Aim of the exercise ▸ Show all lines that include the string "this"; copy each one.

Dataset ▸
# # # # # # #
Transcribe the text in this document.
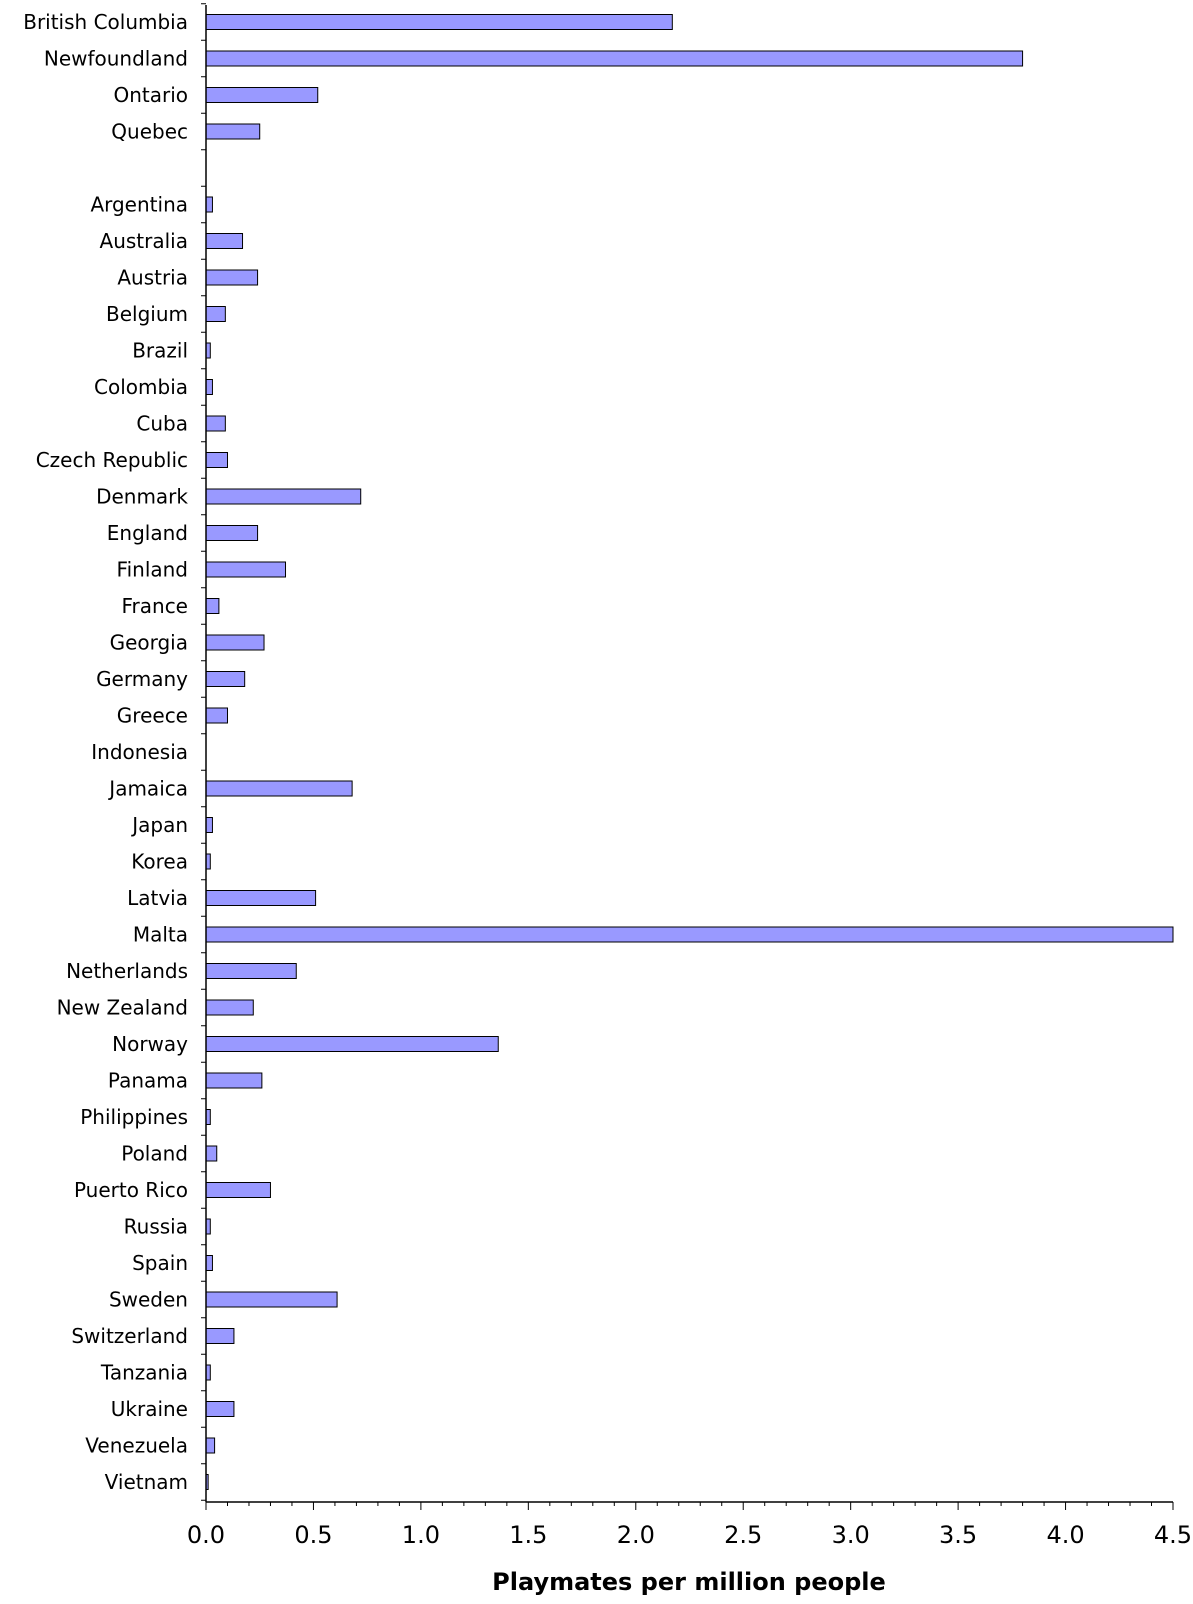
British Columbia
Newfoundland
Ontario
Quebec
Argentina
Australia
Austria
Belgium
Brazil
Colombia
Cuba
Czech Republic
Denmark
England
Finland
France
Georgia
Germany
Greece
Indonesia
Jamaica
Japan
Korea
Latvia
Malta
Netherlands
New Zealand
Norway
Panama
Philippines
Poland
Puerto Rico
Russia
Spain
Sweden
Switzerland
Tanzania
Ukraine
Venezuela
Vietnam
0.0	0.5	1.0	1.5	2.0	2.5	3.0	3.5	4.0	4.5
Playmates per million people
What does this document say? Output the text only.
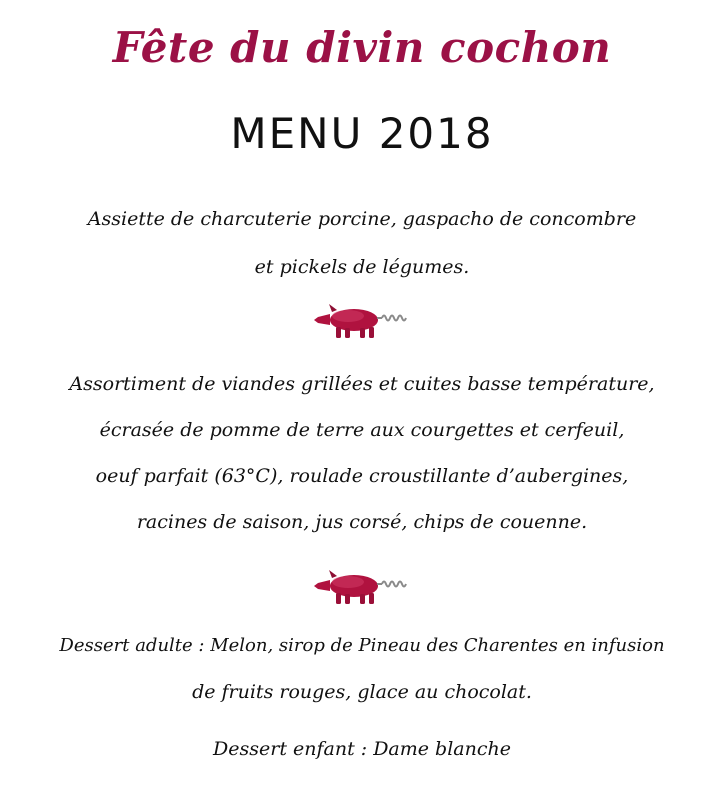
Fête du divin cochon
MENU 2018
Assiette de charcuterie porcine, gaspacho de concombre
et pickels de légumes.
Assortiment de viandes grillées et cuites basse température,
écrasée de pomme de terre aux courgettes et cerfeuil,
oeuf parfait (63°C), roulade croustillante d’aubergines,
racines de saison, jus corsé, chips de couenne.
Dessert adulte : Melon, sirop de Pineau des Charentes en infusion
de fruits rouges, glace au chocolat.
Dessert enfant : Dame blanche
# # # # # # #
Answer for the task ▸
Transcribe the text in this document.
What does this document say? Output the text only.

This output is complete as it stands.